Information shown
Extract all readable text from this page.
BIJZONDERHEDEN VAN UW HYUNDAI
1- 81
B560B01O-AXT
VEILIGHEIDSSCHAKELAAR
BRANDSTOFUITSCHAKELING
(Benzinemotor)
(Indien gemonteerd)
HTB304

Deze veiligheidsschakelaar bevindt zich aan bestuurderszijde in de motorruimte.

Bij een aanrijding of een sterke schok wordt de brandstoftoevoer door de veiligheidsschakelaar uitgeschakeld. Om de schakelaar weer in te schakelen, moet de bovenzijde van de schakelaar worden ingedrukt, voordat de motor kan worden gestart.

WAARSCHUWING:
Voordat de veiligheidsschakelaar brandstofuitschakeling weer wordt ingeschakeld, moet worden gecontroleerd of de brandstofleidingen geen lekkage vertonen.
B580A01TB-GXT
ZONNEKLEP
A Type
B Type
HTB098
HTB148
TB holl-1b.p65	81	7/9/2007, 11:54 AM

...

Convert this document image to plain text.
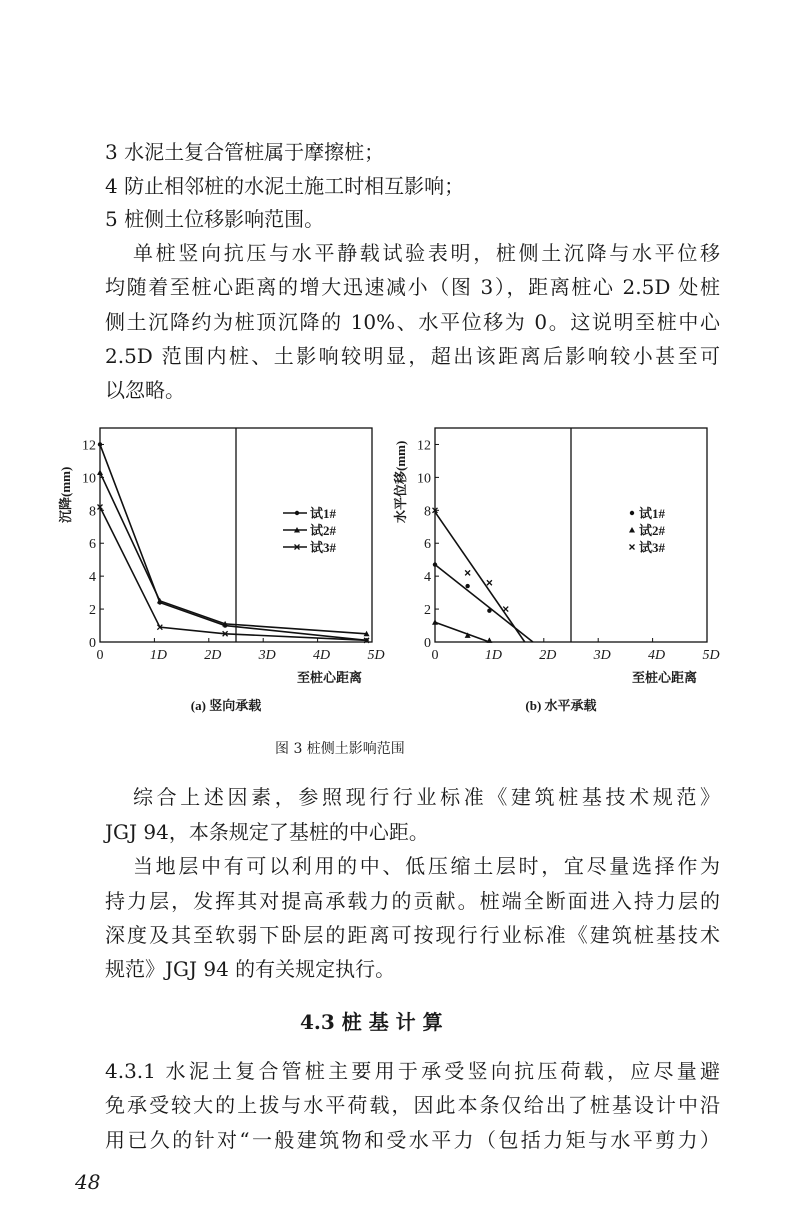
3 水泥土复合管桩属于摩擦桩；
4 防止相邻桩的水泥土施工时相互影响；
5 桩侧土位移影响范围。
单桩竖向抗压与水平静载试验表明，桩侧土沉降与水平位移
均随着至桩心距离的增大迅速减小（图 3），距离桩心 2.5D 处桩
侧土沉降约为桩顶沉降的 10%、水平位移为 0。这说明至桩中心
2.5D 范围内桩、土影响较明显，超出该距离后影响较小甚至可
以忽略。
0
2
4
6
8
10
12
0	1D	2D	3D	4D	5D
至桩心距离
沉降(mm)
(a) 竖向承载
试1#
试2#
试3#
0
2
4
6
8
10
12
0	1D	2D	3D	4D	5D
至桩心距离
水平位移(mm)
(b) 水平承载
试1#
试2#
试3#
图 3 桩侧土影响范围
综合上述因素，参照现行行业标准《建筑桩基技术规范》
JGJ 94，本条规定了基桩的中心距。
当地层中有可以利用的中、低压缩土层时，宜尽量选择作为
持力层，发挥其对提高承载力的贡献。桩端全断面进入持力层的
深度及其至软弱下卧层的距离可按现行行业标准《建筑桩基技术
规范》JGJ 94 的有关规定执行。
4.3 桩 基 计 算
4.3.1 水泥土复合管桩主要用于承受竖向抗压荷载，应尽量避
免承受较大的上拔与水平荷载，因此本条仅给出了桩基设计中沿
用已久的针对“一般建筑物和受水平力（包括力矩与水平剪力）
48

What the task asks
All lines above with "weer" in them should be returned.

Final result
Bij een aanrijding of een sterke schok wordt de brandstoftoevoer door de veiligheidsschakelaar uitgeschakeld. Om de schakelaar weer in te schakelen, moet de bovenzijde van de schakelaar worden ingedrukt, voordat de motor kan worden gestart.
Voordat de veiligheidsschakelaar brandstofuitschakeling weer wordt ingeschakeld, moet worden gecontroleerd of de brandstofleidingen geen lekkage vertonen.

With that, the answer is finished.